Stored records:

============================================================

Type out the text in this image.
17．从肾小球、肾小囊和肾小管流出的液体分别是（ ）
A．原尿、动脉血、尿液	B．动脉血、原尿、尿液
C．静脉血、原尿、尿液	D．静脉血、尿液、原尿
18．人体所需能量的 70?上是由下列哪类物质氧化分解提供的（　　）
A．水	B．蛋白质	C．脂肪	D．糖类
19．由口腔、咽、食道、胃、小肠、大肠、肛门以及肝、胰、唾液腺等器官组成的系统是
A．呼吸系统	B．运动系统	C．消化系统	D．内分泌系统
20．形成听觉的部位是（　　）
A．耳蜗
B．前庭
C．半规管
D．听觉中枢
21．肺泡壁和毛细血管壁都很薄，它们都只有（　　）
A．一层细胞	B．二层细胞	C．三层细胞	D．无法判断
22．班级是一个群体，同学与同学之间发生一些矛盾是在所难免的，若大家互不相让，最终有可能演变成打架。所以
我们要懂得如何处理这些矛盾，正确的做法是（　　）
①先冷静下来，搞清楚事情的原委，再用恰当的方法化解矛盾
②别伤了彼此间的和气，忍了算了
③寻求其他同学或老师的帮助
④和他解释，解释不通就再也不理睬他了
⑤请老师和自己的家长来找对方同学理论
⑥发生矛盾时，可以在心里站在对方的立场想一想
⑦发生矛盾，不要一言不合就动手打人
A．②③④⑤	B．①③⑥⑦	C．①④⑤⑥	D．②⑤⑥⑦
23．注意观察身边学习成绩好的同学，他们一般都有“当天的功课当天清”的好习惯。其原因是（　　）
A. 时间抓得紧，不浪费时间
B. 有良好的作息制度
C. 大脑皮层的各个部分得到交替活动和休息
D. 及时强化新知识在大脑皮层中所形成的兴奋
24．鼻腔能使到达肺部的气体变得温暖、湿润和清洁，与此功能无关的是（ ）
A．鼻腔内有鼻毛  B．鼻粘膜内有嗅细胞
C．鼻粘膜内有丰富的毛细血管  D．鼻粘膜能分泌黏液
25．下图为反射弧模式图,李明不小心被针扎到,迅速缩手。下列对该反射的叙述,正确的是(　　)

============================================================

Exercise prompt: Repeat every record, keeping each word and mark exactly as it is.

Reply to the task:
Type out the text in this image.
17．从肾小球、肾小囊和肾小管流出的液体分别是（ ）
A．原尿、动脉血、尿液	B．动脉血、原尿、尿液
C．静脉血、原尿、尿液	D．静脉血、尿液、原尿
18．人体所需能量的 70?上是由下列哪类物质氧化分解提供的（　　）
A．水	B．蛋白质	C．脂肪	D．糖类
19．由口腔、咽、食道、胃、小肠、大肠、肛门以及肝、胰、唾液腺等器官组成的系统是
A．呼吸系统	B．运动系统	C．消化系统	D．内分泌系统
20．形成听觉的部位是（　　）
A．耳蜗
B．前庭
C．半规管
D．听觉中枢
21．肺泡壁和毛细血管壁都很薄，它们都只有（　　）
A．一层细胞	B．二层细胞	C．三层细胞	D．无法判断
22．班级是一个群体，同学与同学之间发生一些矛盾是在所难免的，若大家互不相让，最终有可能演变成打架。所以
我们要懂得如何处理这些矛盾，正确的做法是（　　）
①先冷静下来，搞清楚事情的原委，再用恰当的方法化解矛盾
②别伤了彼此间的和气，忍了算了
③寻求其他同学或老师的帮助
④和他解释，解释不通就再也不理睬他了
⑤请老师和自己的家长来找对方同学理论
⑥发生矛盾时，可以在心里站在对方的立场想一想
⑦发生矛盾，不要一言不合就动手打人
A．②③④⑤	B．①③⑥⑦	C．①④⑤⑥	D．②⑤⑥⑦
23．注意观察身边学习成绩好的同学，他们一般都有“当天的功课当天清”的好习惯。其原因是（　　）
A. 时间抓得紧，不浪费时间
B. 有良好的作息制度
C. 大脑皮层的各个部分得到交替活动和休息
D. 及时强化新知识在大脑皮层中所形成的兴奋
24．鼻腔能使到达肺部的气体变得温暖、湿润和清洁，与此功能无关的是（ ）
A．鼻腔内有鼻毛  B．鼻粘膜内有嗅细胞
C．鼻粘膜内有丰富的毛细血管  D．鼻粘膜能分泌黏液
25．下图为反射弧模式图,李明不小心被针扎到,迅速缩手。下列对该反射的叙述,正确的是(　　)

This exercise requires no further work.